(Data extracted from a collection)
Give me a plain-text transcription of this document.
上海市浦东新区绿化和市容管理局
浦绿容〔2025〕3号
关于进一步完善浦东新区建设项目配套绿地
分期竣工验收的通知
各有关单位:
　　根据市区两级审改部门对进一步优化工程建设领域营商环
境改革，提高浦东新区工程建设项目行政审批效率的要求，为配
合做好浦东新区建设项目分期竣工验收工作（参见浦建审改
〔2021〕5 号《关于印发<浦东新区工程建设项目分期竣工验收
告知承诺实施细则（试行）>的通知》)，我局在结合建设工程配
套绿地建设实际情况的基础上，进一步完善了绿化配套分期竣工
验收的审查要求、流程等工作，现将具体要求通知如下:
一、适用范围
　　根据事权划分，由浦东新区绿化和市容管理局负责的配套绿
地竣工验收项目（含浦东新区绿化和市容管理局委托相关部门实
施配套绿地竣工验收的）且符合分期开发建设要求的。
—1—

- EXERCISE INSTRUCTIONS
Please copy out each record, character for character.

- EXPECTED ANSWER
Give me a plain-text transcription of this document.
上海市浦东新区绿化和市容管理局
浦绿容〔2025〕3号
关于进一步完善浦东新区建设项目配套绿地
分期竣工验收的通知
各有关单位:
　　根据市区两级审改部门对进一步优化工程建设领域营商环
境改革，提高浦东新区工程建设项目行政审批效率的要求，为配
合做好浦东新区建设项目分期竣工验收工作（参见浦建审改
〔2021〕5 号《关于印发<浦东新区工程建设项目分期竣工验收
告知承诺实施细则（试行）>的通知》)，我局在结合建设工程配
套绿地建设实际情况的基础上，进一步完善了绿化配套分期竣工
验收的审查要求、流程等工作，现将具体要求通知如下:
一、适用范围
　　根据事权划分，由浦东新区绿化和市容管理局负责的配套绿
地竣工验收项目（含浦东新区绿化和市容管理局委托相关部门实
施配套绿地竣工验收的）且符合分期开发建设要求的。
—1—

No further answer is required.